REQUIRED WORK
Extract each line of the data below exactly as written.

Source records:
▶

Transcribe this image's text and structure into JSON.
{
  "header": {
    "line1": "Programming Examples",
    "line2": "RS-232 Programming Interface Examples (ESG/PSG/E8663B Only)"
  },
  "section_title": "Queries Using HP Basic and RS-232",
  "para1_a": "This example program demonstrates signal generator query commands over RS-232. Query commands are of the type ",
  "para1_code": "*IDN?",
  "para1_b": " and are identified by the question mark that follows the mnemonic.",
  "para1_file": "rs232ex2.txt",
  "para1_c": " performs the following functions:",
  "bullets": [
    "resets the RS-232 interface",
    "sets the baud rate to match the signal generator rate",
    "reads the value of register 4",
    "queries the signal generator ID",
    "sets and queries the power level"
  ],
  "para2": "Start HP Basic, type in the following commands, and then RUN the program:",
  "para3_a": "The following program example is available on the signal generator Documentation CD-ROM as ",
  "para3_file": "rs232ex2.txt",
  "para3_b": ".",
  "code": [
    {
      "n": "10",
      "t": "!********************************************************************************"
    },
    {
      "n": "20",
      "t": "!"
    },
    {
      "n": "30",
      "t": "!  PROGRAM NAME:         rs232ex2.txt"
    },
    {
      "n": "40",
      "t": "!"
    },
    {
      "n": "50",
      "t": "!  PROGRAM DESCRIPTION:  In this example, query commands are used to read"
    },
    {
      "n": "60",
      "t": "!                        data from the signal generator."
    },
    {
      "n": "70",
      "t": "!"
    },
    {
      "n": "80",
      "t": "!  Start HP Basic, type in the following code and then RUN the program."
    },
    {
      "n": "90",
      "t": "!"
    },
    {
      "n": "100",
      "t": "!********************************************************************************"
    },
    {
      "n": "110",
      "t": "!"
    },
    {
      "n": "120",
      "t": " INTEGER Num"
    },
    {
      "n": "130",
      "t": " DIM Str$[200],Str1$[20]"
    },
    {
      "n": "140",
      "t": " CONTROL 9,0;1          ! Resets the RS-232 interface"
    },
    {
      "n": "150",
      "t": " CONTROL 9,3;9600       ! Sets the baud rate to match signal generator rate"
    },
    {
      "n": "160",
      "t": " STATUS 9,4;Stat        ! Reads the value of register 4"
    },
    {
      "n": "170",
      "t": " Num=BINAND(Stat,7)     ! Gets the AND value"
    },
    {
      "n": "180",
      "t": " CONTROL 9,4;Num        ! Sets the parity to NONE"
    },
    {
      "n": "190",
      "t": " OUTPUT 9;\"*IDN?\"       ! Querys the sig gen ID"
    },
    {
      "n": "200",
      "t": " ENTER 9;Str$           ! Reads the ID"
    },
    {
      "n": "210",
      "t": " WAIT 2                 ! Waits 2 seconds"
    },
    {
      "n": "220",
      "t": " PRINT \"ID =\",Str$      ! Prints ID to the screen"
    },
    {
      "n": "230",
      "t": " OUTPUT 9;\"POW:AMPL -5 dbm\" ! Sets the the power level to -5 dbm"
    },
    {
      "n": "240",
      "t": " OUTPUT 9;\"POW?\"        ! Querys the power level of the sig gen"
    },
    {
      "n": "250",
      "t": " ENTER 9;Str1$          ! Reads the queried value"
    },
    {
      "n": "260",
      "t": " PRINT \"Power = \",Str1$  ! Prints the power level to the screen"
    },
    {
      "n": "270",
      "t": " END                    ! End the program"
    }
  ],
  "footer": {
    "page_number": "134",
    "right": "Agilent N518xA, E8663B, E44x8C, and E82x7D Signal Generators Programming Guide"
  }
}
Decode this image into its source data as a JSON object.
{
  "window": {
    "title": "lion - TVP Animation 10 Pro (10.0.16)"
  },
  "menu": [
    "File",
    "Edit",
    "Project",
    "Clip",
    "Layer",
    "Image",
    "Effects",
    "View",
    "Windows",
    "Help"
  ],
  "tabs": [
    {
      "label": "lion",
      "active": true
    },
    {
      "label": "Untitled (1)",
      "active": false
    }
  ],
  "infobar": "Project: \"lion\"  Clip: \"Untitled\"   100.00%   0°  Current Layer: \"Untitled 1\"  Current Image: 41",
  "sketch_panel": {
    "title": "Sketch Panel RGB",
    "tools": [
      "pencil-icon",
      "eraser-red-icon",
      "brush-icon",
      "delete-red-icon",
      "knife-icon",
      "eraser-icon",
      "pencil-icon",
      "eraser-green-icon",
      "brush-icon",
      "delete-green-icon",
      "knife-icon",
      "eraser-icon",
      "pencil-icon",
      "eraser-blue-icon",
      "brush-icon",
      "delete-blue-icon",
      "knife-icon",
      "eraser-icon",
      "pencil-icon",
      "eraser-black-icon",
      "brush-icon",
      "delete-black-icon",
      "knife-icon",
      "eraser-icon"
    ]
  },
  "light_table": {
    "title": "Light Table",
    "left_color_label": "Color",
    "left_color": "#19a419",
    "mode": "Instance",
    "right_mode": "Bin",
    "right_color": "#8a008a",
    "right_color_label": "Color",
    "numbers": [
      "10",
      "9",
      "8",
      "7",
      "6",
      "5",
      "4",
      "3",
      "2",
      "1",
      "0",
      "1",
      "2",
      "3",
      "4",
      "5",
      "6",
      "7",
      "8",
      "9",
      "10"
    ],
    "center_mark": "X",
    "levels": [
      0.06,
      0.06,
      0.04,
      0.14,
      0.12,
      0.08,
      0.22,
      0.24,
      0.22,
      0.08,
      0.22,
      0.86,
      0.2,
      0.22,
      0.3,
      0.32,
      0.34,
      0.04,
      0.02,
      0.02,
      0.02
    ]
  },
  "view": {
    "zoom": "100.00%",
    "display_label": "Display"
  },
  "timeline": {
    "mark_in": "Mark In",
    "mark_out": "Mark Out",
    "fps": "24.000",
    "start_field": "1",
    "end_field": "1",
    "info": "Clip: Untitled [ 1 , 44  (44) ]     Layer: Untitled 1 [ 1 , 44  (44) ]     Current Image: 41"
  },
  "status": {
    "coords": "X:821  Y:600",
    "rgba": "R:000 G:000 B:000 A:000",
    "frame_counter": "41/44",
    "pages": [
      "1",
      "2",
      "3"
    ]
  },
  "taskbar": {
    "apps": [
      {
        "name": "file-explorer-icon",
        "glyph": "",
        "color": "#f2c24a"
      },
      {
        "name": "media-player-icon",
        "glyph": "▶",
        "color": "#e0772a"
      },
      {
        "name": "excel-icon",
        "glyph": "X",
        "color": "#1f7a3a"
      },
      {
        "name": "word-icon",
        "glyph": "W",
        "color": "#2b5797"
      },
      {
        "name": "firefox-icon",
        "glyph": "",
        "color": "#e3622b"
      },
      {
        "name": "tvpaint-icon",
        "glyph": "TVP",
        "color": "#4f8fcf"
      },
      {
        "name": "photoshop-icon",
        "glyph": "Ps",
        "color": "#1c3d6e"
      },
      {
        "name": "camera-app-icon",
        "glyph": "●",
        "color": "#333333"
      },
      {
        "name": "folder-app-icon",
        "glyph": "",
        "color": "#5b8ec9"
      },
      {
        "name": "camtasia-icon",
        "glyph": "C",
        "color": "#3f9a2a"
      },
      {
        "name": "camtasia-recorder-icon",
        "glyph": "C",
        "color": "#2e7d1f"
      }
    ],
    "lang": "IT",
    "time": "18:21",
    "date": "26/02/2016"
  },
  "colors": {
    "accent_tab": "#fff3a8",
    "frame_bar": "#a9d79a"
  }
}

◀

SOLVED EXERCISE
Transcribe this image's text and structure into JSON.
{
  "header": {
    "line1": "Programming Examples",
    "line2": "RS-232 Programming Interface Examples (ESG/PSG/E8663B Only)"
  },
  "section_title": "Queries Using HP Basic and RS-232",
  "para1_a": "This example program demonstrates signal generator query commands over RS-232. Query commands are of the type ",
  "para1_code": "*IDN?",
  "para1_b": " and are identified by the question mark that follows the mnemonic.",
  "para1_file": "rs232ex2.txt",
  "para1_c": " performs the following functions:",
  "bullets": [
    "resets the RS-232 interface",
    "sets the baud rate to match the signal generator rate",
    "reads the value of register 4",
    "queries the signal generator ID",
    "sets and queries the power level"
  ],
  "para2": "Start HP Basic, type in the following commands, and then RUN the program:",
  "para3_a": "The following program example is available on the signal generator Documentation CD-ROM as ",
  "para3_file": "rs232ex2.txt",
  "para3_b": ".",
  "code": [
    {
      "n": "10",
      "t": "!********************************************************************************"
    },
    {
      "n": "20",
      "t": "!"
    },
    {
      "n": "30",
      "t": "!  PROGRAM NAME:         rs232ex2.txt"
    },
    {
      "n": "40",
      "t": "!"
    },
    {
      "n": "50",
      "t": "!  PROGRAM DESCRIPTION:  In this example, query commands are used to read"
    },
    {
      "n": "60",
      "t": "!                        data from the signal generator."
    },
    {
      "n": "70",
      "t": "!"
    },
    {
      "n": "80",
      "t": "!  Start HP Basic, type in the following code and then RUN the program."
    },
    {
      "n": "90",
      "t": "!"
    },
    {
      "n": "100",
      "t": "!********************************************************************************"
    },
    {
      "n": "110",
      "t": "!"
    },
    {
      "n": "120",
      "t": " INTEGER Num"
    },
    {
      "n": "130",
      "t": " DIM Str$[200],Str1$[20]"
    },
    {
      "n": "140",
      "t": " CONTROL 9,0;1          ! Resets the RS-232 interface"
    },
    {
      "n": "150",
      "t": " CONTROL 9,3;9600       ! Sets the baud rate to match signal generator rate"
    },
    {
      "n": "160",
      "t": " STATUS 9,4;Stat        ! Reads the value of register 4"
    },
    {
      "n": "170",
      "t": " Num=BINAND(Stat,7)     ! Gets the AND value"
    },
    {
      "n": "180",
      "t": " CONTROL 9,4;Num        ! Sets the parity to NONE"
    },
    {
      "n": "190",
      "t": " OUTPUT 9;\"*IDN?\"       ! Querys the sig gen ID"
    },
    {
      "n": "200",
      "t": " ENTER 9;Str$           ! Reads the ID"
    },
    {
      "n": "210",
      "t": " WAIT 2                 ! Waits 2 seconds"
    },
    {
      "n": "220",
      "t": " PRINT \"ID =\",Str$      ! Prints ID to the screen"
    },
    {
      "n": "230",
      "t": " OUTPUT 9;\"POW:AMPL -5 dbm\" ! Sets the the power level to -5 dbm"
    },
    {
      "n": "240",
      "t": " OUTPUT 9;\"POW?\"        ! Querys the power level of the sig gen"
    },
    {
      "n": "250",
      "t": " ENTER 9;Str1$          ! Reads the queried value"
    },
    {
      "n": "260",
      "t": " PRINT \"Power = \",Str1$  ! Prints the power level to the screen"
    },
    {
      "n": "270",
      "t": " END                    ! End the program"
    }
  ],
  "footer": {
    "page_number": "134",
    "right": "Agilent N518xA, E8663B, E44x8C, and E82x7D Signal Generators Programming Guide"
  }
}
Decode this image into its source data as a JSON object.
{
  "window": {
    "title": "lion - TVP Animation 10 Pro (10.0.16)"
  },
  "menu": [
    "File",
    "Edit",
    "Project",
    "Clip",
    "Layer",
    "Image",
    "Effects",
    "View",
    "Windows",
    "Help"
  ],
  "tabs": [
    {
      "label": "lion",
      "active": true
    },
    {
      "label": "Untitled (1)",
      "active": false
    }
  ],
  "infobar": "Project: \"lion\"  Clip: \"Untitled\"   100.00%   0°  Current Layer: \"Untitled 1\"  Current Image: 41",
  "sketch_panel": {
    "title": "Sketch Panel RGB",
    "tools": [
      "pencil-icon",
      "eraser-red-icon",
      "brush-icon",
      "delete-red-icon",
      "knife-icon",
      "eraser-icon",
      "pencil-icon",
      "eraser-green-icon",
      "brush-icon",
      "delete-green-icon",
      "knife-icon",
      "eraser-icon",
      "pencil-icon",
      "eraser-blue-icon",
      "brush-icon",
      "delete-blue-icon",
      "knife-icon",
      "eraser-icon",
      "pencil-icon",
      "eraser-black-icon",
      "brush-icon",
      "delete-black-icon",
      "knife-icon",
      "eraser-icon"
    ]
  },
  "light_table": {
    "title": "Light Table",
    "left_color_label": "Color",
    "left_color": "#19a419",
    "mode": "Instance",
    "right_mode": "Bin",
    "right_color": "#8a008a",
    "right_color_label": "Color",
    "numbers": [
      "10",
      "9",
      "8",
      "7",
      "6",
      "5",
      "4",
      "3",
      "2",
      "1",
      "0",
      "1",
      "2",
      "3",
      "4",
      "5",
      "6",
      "7",
      "8",
      "9",
      "10"
    ],
    "center_mark": "X",
    "levels": [
      0.06,
      0.06,
      0.04,
      0.14,
      0.12,
      0.08,
      0.22,
      0.24,
      0.22,
      0.08,
      0.22,
      0.86,
      0.2,
      0.22,
      0.3,
      0.32,
      0.34,
      0.04,
      0.02,
      0.02,
      0.02
    ]
  },
  "view": {
    "zoom": "100.00%",
    "display_label": "Display"
  },
  "timeline": {
    "mark_in": "Mark In",
    "mark_out": "Mark Out",
    "fps": "24.000",
    "start_field": "1",
    "end_field": "1",
    "info": "Clip: Untitled [ 1 , 44  (44) ]     Layer: Untitled 1 [ 1 , 44  (44) ]     Current Image: 41"
  },
  "status": {
    "coords": "X:821  Y:600",
    "rgba": "R:000 G:000 B:000 A:000",
    "frame_counter": "41/44",
    "pages": [
      "1",
      "2",
      "3"
    ]
  },
  "taskbar": {
    "apps": [
      {
        "name": "file-explorer-icon",
        "glyph": "",
        "color": "#f2c24a"
      },
      {
        "name": "media-player-icon",
        "glyph": "▶",
        "color": "#e0772a"
      },
      {
        "name": "excel-icon",
        "glyph": "X",
        "color": "#1f7a3a"
      },
      {
        "name": "word-icon",
        "glyph": "W",
        "color": "#2b5797"
      },
      {
        "name": "firefox-icon",
        "glyph": "",
        "color": "#e3622b"
      },
      {
        "name": "tvpaint-icon",
        "glyph": "TVP",
        "color": "#4f8fcf"
      },
      {
        "name": "photoshop-icon",
        "glyph": "Ps",
        "color": "#1c3d6e"
      },
      {
        "name": "camera-app-icon",
        "glyph": "●",
        "color": "#333333"
      },
      {
        "name": "folder-app-icon",
        "glyph": "",
        "color": "#5b8ec9"
      },
      {
        "name": "camtasia-icon",
        "glyph": "C",
        "color": "#3f9a2a"
      },
      {
        "name": "camtasia-recorder-icon",
        "glyph": "C",
        "color": "#2e7d1f"
      }
    ],
    "lang": "IT",
    "time": "18:21",
    "date": "26/02/2016"
  },
  "colors": {
    "accent_tab": "#fff3a8",
    "frame_bar": "#a9d79a"
  }
}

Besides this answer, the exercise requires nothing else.